* **INSTRUCTION**
Reproduce the material in full, unchanged.

------------------------------------------------------------

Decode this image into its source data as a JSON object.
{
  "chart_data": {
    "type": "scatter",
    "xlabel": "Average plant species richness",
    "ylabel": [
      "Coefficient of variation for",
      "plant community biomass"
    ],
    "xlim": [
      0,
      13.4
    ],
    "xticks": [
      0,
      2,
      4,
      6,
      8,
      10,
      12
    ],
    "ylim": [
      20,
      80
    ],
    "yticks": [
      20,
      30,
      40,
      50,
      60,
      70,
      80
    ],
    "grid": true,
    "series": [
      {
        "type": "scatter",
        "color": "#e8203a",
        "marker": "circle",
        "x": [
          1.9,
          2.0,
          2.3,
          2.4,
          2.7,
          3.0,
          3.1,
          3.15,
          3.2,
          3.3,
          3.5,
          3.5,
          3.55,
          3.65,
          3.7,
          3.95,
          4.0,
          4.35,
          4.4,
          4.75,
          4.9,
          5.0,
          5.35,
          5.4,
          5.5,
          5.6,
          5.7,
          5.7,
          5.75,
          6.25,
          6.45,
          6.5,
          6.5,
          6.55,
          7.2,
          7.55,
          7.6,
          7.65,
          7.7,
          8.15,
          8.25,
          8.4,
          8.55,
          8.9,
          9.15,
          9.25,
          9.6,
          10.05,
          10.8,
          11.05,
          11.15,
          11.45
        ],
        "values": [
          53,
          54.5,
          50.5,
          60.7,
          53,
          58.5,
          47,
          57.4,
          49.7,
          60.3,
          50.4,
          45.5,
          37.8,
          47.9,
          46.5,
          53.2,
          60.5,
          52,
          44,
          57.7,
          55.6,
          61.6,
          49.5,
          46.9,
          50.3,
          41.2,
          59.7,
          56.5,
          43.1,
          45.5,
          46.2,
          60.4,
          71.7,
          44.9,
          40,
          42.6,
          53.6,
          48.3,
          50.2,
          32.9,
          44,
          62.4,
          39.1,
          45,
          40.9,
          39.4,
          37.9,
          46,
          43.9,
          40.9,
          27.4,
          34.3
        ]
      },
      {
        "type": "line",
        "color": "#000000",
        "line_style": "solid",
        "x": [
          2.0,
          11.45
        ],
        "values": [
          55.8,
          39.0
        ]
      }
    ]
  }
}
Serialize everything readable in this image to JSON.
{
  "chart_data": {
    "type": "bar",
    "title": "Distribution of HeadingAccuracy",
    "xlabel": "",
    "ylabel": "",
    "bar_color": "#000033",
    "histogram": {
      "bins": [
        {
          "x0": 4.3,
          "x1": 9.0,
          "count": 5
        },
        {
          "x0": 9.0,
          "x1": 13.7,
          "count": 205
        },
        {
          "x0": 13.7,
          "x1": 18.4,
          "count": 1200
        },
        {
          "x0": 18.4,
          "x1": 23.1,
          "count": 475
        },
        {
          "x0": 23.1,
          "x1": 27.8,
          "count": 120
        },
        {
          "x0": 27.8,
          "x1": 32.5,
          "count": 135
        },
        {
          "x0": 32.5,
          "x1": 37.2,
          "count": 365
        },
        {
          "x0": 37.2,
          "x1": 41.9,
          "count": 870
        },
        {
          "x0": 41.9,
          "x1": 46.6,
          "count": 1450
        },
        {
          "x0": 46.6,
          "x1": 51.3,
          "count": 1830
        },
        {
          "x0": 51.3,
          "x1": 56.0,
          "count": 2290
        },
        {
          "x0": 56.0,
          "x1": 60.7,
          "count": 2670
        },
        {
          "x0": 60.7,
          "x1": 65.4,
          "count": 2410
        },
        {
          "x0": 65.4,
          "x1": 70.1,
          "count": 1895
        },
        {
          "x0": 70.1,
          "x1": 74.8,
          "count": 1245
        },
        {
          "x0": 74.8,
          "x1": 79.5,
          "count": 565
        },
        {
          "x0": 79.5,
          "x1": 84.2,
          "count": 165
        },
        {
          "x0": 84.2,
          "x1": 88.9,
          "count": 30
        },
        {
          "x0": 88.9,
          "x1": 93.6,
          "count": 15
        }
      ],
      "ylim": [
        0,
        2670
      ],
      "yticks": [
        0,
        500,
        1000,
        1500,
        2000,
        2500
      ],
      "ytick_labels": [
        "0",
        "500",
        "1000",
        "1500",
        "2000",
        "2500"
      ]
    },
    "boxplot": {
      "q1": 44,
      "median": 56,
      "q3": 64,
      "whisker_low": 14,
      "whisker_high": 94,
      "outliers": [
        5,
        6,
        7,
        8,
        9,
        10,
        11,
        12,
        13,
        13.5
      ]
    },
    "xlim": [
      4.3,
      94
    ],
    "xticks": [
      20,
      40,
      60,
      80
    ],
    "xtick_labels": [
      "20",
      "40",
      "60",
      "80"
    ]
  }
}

------------------------------------------------------------

* **RESPONSE TO THIS TASK**
Decode this image into its source data as a JSON object.
{
  "chart_data": {
    "type": "scatter",
    "xlabel": "Average plant species richness",
    "ylabel": [
      "Coefficient of variation for",
      "plant community biomass"
    ],
    "xlim": [
      0,
      13.4
    ],
    "xticks": [
      0,
      2,
      4,
      6,
      8,
      10,
      12
    ],
    "ylim": [
      20,
      80
    ],
    "yticks": [
      20,
      30,
      40,
      50,
      60,
      70,
      80
    ],
    "grid": true,
    "series": [
      {
        "type": "scatter",
        "color": "#e8203a",
        "marker": "circle",
        "x": [
          1.9,
          2.0,
          2.3,
          2.4,
          2.7,
          3.0,
          3.1,
          3.15,
          3.2,
          3.3,
          3.5,
          3.5,
          3.55,
          3.65,
          3.7,
          3.95,
          4.0,
          4.35,
          4.4,
          4.75,
          4.9,
          5.0,
          5.35,
          5.4,
          5.5,
          5.6,
          5.7,
          5.7,
          5.75,
          6.25,
          6.45,
          6.5,
          6.5,
          6.55,
          7.2,
          7.55,
          7.6,
          7.65,
          7.7,
          8.15,
          8.25,
          8.4,
          8.55,
          8.9,
          9.15,
          9.25,
          9.6,
          10.05,
          10.8,
          11.05,
          11.15,
          11.45
        ],
        "values": [
          53,
          54.5,
          50.5,
          60.7,
          53,
          58.5,
          47,
          57.4,
          49.7,
          60.3,
          50.4,
          45.5,
          37.8,
          47.9,
          46.5,
          53.2,
          60.5,
          52,
          44,
          57.7,
          55.6,
          61.6,
          49.5,
          46.9,
          50.3,
          41.2,
          59.7,
          56.5,
          43.1,
          45.5,
          46.2,
          60.4,
          71.7,
          44.9,
          40,
          42.6,
          53.6,
          48.3,
          50.2,
          32.9,
          44,
          62.4,
          39.1,
          45,
          40.9,
          39.4,
          37.9,
          46,
          43.9,
          40.9,
          27.4,
          34.3
        ]
      },
      {
        "type": "line",
        "color": "#000000",
        "line_style": "solid",
        "x": [
          2.0,
          11.45
        ],
        "values": [
          55.8,
          39.0
        ]
      }
    ]
  }
}
Serialize everything readable in this image to JSON.
{
  "chart_data": {
    "type": "bar",
    "title": "Distribution of HeadingAccuracy",
    "xlabel": "",
    "ylabel": "",
    "bar_color": "#000033",
    "histogram": {
      "bins": [
        {
          "x0": 4.3,
          "x1": 9.0,
          "count": 5
        },
        {
          "x0": 9.0,
          "x1": 13.7,
          "count": 205
        },
        {
          "x0": 13.7,
          "x1": 18.4,
          "count": 1200
        },
        {
          "x0": 18.4,
          "x1": 23.1,
          "count": 475
        },
        {
          "x0": 23.1,
          "x1": 27.8,
          "count": 120
        },
        {
          "x0": 27.8,
          "x1": 32.5,
          "count": 135
        },
        {
          "x0": 32.5,
          "x1": 37.2,
          "count": 365
        },
        {
          "x0": 37.2,
          "x1": 41.9,
          "count": 870
        },
        {
          "x0": 41.9,
          "x1": 46.6,
          "count": 1450
        },
        {
          "x0": 46.6,
          "x1": 51.3,
          "count": 1830
        },
        {
          "x0": 51.3,
          "x1": 56.0,
          "count": 2290
        },
        {
          "x0": 56.0,
          "x1": 60.7,
          "count": 2670
        },
        {
          "x0": 60.7,
          "x1": 65.4,
          "count": 2410
        },
        {
          "x0": 65.4,
          "x1": 70.1,
          "count": 1895
        },
        {
          "x0": 70.1,
          "x1": 74.8,
          "count": 1245
        },
        {
          "x0": 74.8,
          "x1": 79.5,
          "count": 565
        },
        {
          "x0": 79.5,
          "x1": 84.2,
          "count": 165
        },
        {
          "x0": 84.2,
          "x1": 88.9,
          "count": 30
        },
        {
          "x0": 88.9,
          "x1": 93.6,
          "count": 15
        }
      ],
      "ylim": [
        0,
        2670
      ],
      "yticks": [
        0,
        500,
        1000,
        1500,
        2000,
        2500
      ],
      "ytick_labels": [
        "0",
        "500",
        "1000",
        "1500",
        "2000",
        "2500"
      ]
    },
    "boxplot": {
      "q1": 44,
      "median": 56,
      "q3": 64,
      "whisker_low": 14,
      "whisker_high": 94,
      "outliers": [
        5,
        6,
        7,
        8,
        9,
        10,
        11,
        12,
        13,
        13.5
      ]
    },
    "xlim": [
      4.3,
      94
    ],
    "xticks": [
      20,
      40,
      60,
      80
    ],
    "xtick_labels": [
      "20",
      "40",
      "60",
      "80"
    ]
  }
}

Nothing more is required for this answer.